BEGIN INPUT MATERIAL

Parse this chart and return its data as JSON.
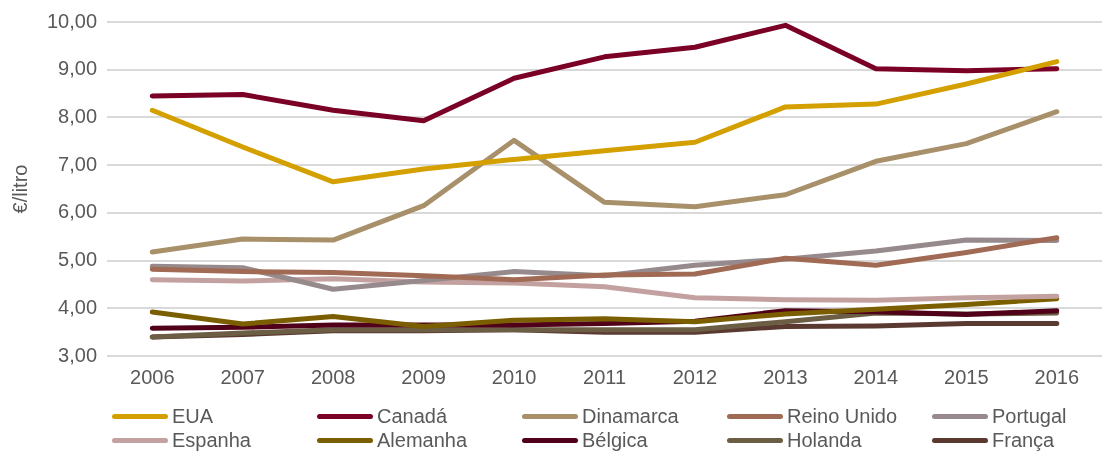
{
  "chart_data": {
    "type": "line",
    "ylabel": "€/litro",
    "categories": [
      "2006",
      "2007",
      "2008",
      "2009",
      "2010",
      "2011",
      "2012",
      "2013",
      "2014",
      "2015",
      "2016"
    ],
    "series": [
      {
        "name": "EUA",
        "color": "#d4a000",
        "values": [
          8.15,
          7.38,
          6.65,
          6.92,
          7.12,
          7.3,
          7.48,
          8.22,
          8.28,
          8.7,
          9.17
        ]
      },
      {
        "name": "Canadá",
        "color": "#7a0026",
        "values": [
          8.45,
          8.48,
          8.15,
          7.93,
          8.82,
          9.27,
          9.47,
          9.93,
          9.02,
          8.98,
          9.02
        ]
      },
      {
        "name": "Dinamarca",
        "color": "#a8916a",
        "values": [
          5.18,
          5.45,
          5.43,
          6.15,
          7.52,
          6.22,
          6.13,
          6.38,
          7.08,
          7.45,
          8.12
        ]
      },
      {
        "name": "Reino Unido",
        "color": "#a06a55",
        "values": [
          4.82,
          4.77,
          4.75,
          4.68,
          4.6,
          4.7,
          4.72,
          5.05,
          4.9,
          5.17,
          5.48
        ]
      },
      {
        "name": "Portugal",
        "color": "#968a8c",
        "values": [
          4.88,
          4.85,
          4.4,
          4.58,
          4.77,
          4.68,
          4.9,
          5.03,
          5.2,
          5.43,
          5.42
        ]
      },
      {
        "name": "Espanha",
        "color": "#c3a1a0",
        "values": [
          4.6,
          4.57,
          4.62,
          4.55,
          4.53,
          4.45,
          4.22,
          4.18,
          4.17,
          4.22,
          4.25
        ]
      },
      {
        "name": "Alemanha",
        "color": "#7a5e00",
        "values": [
          3.92,
          3.67,
          3.83,
          3.62,
          3.75,
          3.78,
          3.72,
          3.88,
          3.98,
          4.08,
          4.2
        ]
      },
      {
        "name": "Bélgica",
        "color": "#500018",
        "values": [
          3.58,
          3.6,
          3.65,
          3.65,
          3.65,
          3.68,
          3.73,
          3.95,
          3.93,
          3.87,
          3.95
        ]
      },
      {
        "name": "Holanda",
        "color": "#6b5e44",
        "values": [
          3.4,
          3.48,
          3.55,
          3.55,
          3.55,
          3.55,
          3.55,
          3.72,
          3.9,
          3.88,
          3.9
        ]
      },
      {
        "name": "França",
        "color": "#5a3a30",
        "values": [
          3.4,
          3.45,
          3.53,
          3.53,
          3.55,
          3.5,
          3.5,
          3.62,
          3.63,
          3.68,
          3.68
        ]
      }
    ],
    "ylim": [
      3,
      10
    ],
    "yticks": [
      {
        "value": 3,
        "label": "3,00"
      },
      {
        "value": 4,
        "label": "4,00"
      },
      {
        "value": 5,
        "label": "5,00"
      },
      {
        "value": 6,
        "label": "6,00"
      },
      {
        "value": 7,
        "label": "7,00"
      },
      {
        "value": 8,
        "label": "8,00"
      },
      {
        "value": 9,
        "label": "9,00"
      },
      {
        "value": 10,
        "label": "10,00"
      }
    ],
    "grid": "y",
    "legend": "bottom",
    "marker": "none",
    "line_style": "solid"
  }
}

END INPUT MATERIAL

**SET TASK:**
Copy the records above exactly, leaving out every picture.

**SOLUTION TO THIS EXERCISE:**
Parse this chart and return its data as JSON.
{
  "chart_data": {
    "type": "line",
    "ylabel": "€/litro",
    "categories": [
      "2006",
      "2007",
      "2008",
      "2009",
      "2010",
      "2011",
      "2012",
      "2013",
      "2014",
      "2015",
      "2016"
    ],
    "series": [
      {
        "name": "EUA",
        "color": "#d4a000",
        "values": [
          8.15,
          7.38,
          6.65,
          6.92,
          7.12,
          7.3,
          7.48,
          8.22,
          8.28,
          8.7,
          9.17
        ]
      },
      {
        "name": "Canadá",
        "color": "#7a0026",
        "values": [
          8.45,
          8.48,
          8.15,
          7.93,
          8.82,
          9.27,
          9.47,
          9.93,
          9.02,
          8.98,
          9.02
        ]
      },
      {
        "name": "Dinamarca",
        "color": "#a8916a",
        "values": [
          5.18,
          5.45,
          5.43,
          6.15,
          7.52,
          6.22,
          6.13,
          6.38,
          7.08,
          7.45,
          8.12
        ]
      },
      {
        "name": "Reino Unido",
        "color": "#a06a55",
        "values": [
          4.82,
          4.77,
          4.75,
          4.68,
          4.6,
          4.7,
          4.72,
          5.05,
          4.9,
          5.17,
          5.48
        ]
      },
      {
        "name": "Portugal",
        "color": "#968a8c",
        "values": [
          4.88,
          4.85,
          4.4,
          4.58,
          4.77,
          4.68,
          4.9,
          5.03,
          5.2,
          5.43,
          5.42
        ]
      },
      {
        "name": "Espanha",
        "color": "#c3a1a0",
        "values": [
          4.6,
          4.57,
          4.62,
          4.55,
          4.53,
          4.45,
          4.22,
          4.18,
          4.17,
          4.22,
          4.25
        ]
      },
      {
        "name": "Alemanha",
        "color": "#7a5e00",
        "values": [
          3.92,
          3.67,
          3.83,
          3.62,
          3.75,
          3.78,
          3.72,
          3.88,
          3.98,
          4.08,
          4.2
        ]
      },
      {
        "name": "Bélgica",
        "color": "#500018",
        "values": [
          3.58,
          3.6,
          3.65,
          3.65,
          3.65,
          3.68,
          3.73,
          3.95,
          3.93,
          3.87,
          3.95
        ]
      },
      {
        "name": "Holanda",
        "color": "#6b5e44",
        "values": [
          3.4,
          3.48,
          3.55,
          3.55,
          3.55,
          3.55,
          3.55,
          3.72,
          3.9,
          3.88,
          3.9
        ]
      },
      {
        "name": "França",
        "color": "#5a3a30",
        "values": [
          3.4,
          3.45,
          3.53,
          3.53,
          3.55,
          3.5,
          3.5,
          3.62,
          3.63,
          3.68,
          3.68
        ]
      }
    ],
    "ylim": [
      3,
      10
    ],
    "yticks": [
      {
        "value": 3,
        "label": "3,00"
      },
      {
        "value": 4,
        "label": "4,00"
      },
      {
        "value": 5,
        "label": "5,00"
      },
      {
        "value": 6,
        "label": "6,00"
      },
      {
        "value": 7,
        "label": "7,00"
      },
      {
        "value": 8,
        "label": "8,00"
      },
      {
        "value": 9,
        "label": "9,00"
      },
      {
        "value": 10,
        "label": "10,00"
      }
    ],
    "grid": "y",
    "legend": "bottom",
    "marker": "none",
    "line_style": "solid"
  }
}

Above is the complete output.